Saved entries:
==============================
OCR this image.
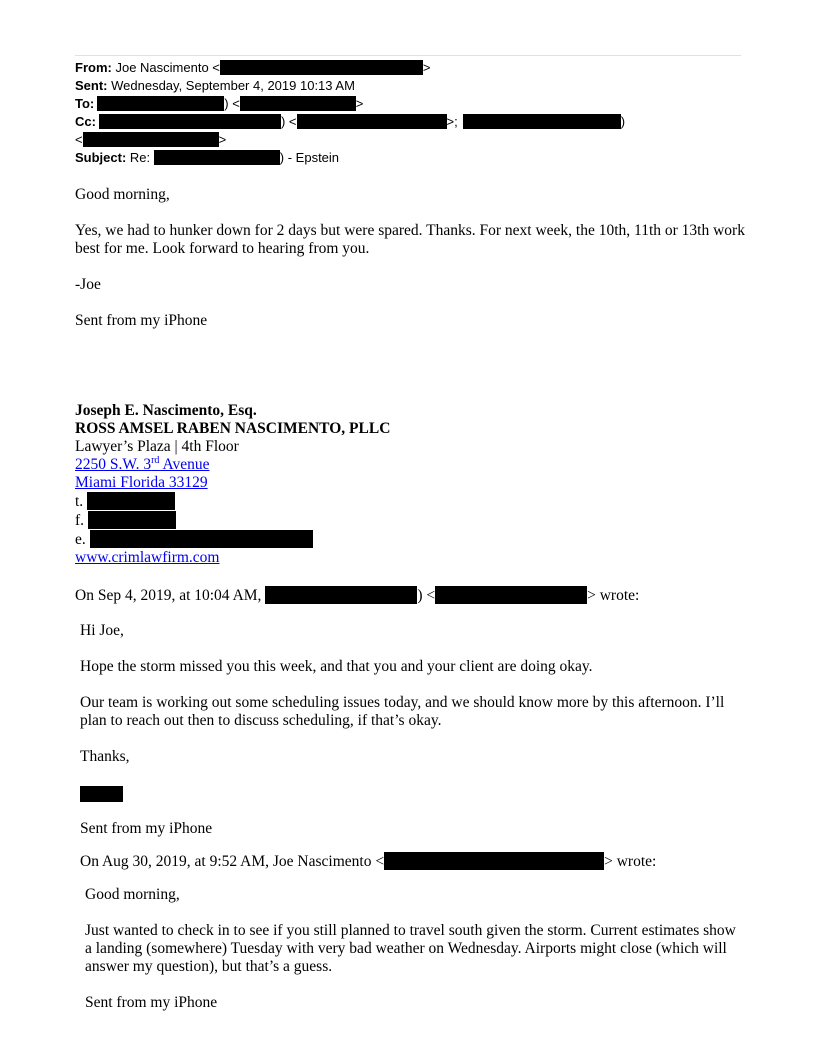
From: Joe Nascimento <	>
Sent: Wednesday, September 4, 2019 10:13 AM
To:	) <	>
Cc:	) <	>;	)
<	>
Subject: Re:	) - Epstein

Good morning,

Yes, we had to hunker down for 2 days but were spared. Thanks. For next week, the 10th, 11th or 13th work best for me. Look forward to hearing from you.

-Joe

Sent from my iPhone

Joseph E. Nascimento, Esq.

ROSS AMSEL RABEN NASCIMENTO, PLLC

Lawyer’s Plaza | 4th Floor

2250 S.W. 3rd Avenue

Miami Florida 33129

t.

f.

e.

www.crimlawfirm.com

On Sep 4, 2019, at 10:04 AM,	) <	> wrote:

Hi Joe,

Hope the storm missed you this week, and that you and your client are doing okay.

Our team is working out some scheduling issues today, and we should know more by this afternoon. I’ll plan to reach out then to discuss scheduling, if that’s okay.

Thanks,

Sent from my iPhone

On Aug 30, 2019, at 9:52 AM, Joe Nascimento <	> wrote:

Good morning,

Just wanted to check in to see if you still planned to travel south given the storm. Current estimates show a landing (somewhere) Tuesday with very bad weather on Wednesday. Airports might close (which will answer my question), but that’s a guess.

Sent from my iPhone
==============================
• **STATED TASK**
From the entries above, collect every line with the string "Wednesday" in it.

• **WORKED ANSWER**
Sent: Wednesday, September 4, 2019 10:13 AM
Just wanted to check in to see if you still planned to travel south given the storm. Current estimates show a landing (somewhere) Tuesday with very bad weather on Wednesday. Airports might close (which will answer my question), but that’s a guess.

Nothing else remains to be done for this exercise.